Text excerpt:
* Begin *

I think it's the lack of choice that's the hardest for me - because honestly? I think it will be good for me to get out of the house, see other adults, and have a sense of routine to my days. I love my job and I feel successful at it. I'm expecting to work full-time, but hoping and praying we'll be able to finagle part-time. And it's looking as though we'll end up in the same city as my family - which means my sister and mom will be close and cheaper than day care. 

We said we'd wait until next fall to start trying stop avoiding pregnancy. But I have a feeling that wouldn't have felt like the right time, either.  I think we'd have postponed things a little longer, slightly freaked out by making such a huge decision and slightly worried about financing a new addition to the family. Mike is going to be in school for four or five more years before he gets his first post-PhD job. That's four or five more years we might have postponed starting our family because the time just isn't "right." Though, it's never an easy time to subject yourself to a financial burden, sleep deprivation, and full-time responsibility for a tiny little human, of course.

* End *

Data shown:
* Begin *

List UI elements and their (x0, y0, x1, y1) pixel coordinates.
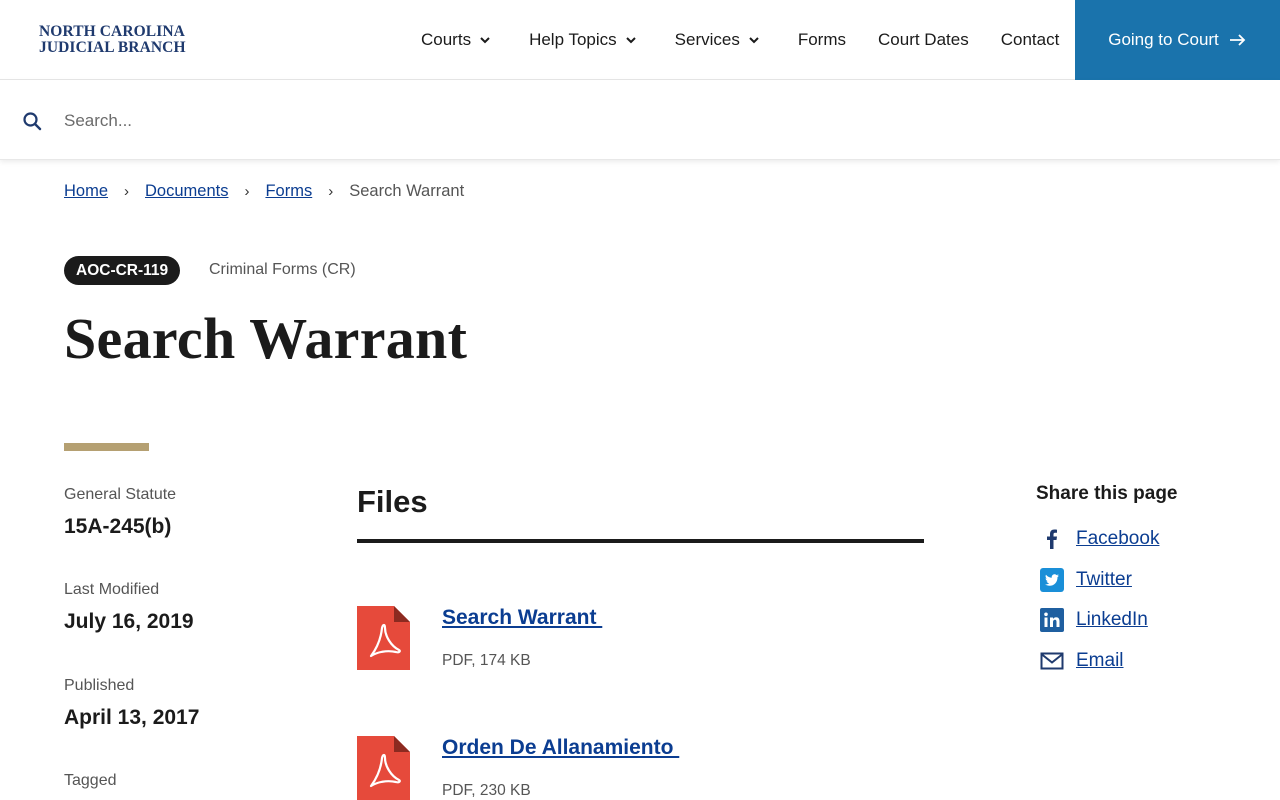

* End *

Task details: Set down, word for word, the passage about starting a family that opens with "We said we'd" and closes with "human, of course.".

The result:
We said we'd wait until next fall to start trying stop avoiding pregnancy. But I have a feeling that wouldn't have felt like the right time, either.  I think we'd have postponed things a little longer, slightly freaked out by making such a huge decision and slightly worried about financing a new addition to the family. Mike is going to be in school for four or five more years before he gets his first post-PhD job. That's four or five more years we might have postponed starting our family because the time just isn't "right." Though, it's never an easy time to subject yourself to a financial burden, sleep deprivation, and full-time responsibility for a tiny little human, of course.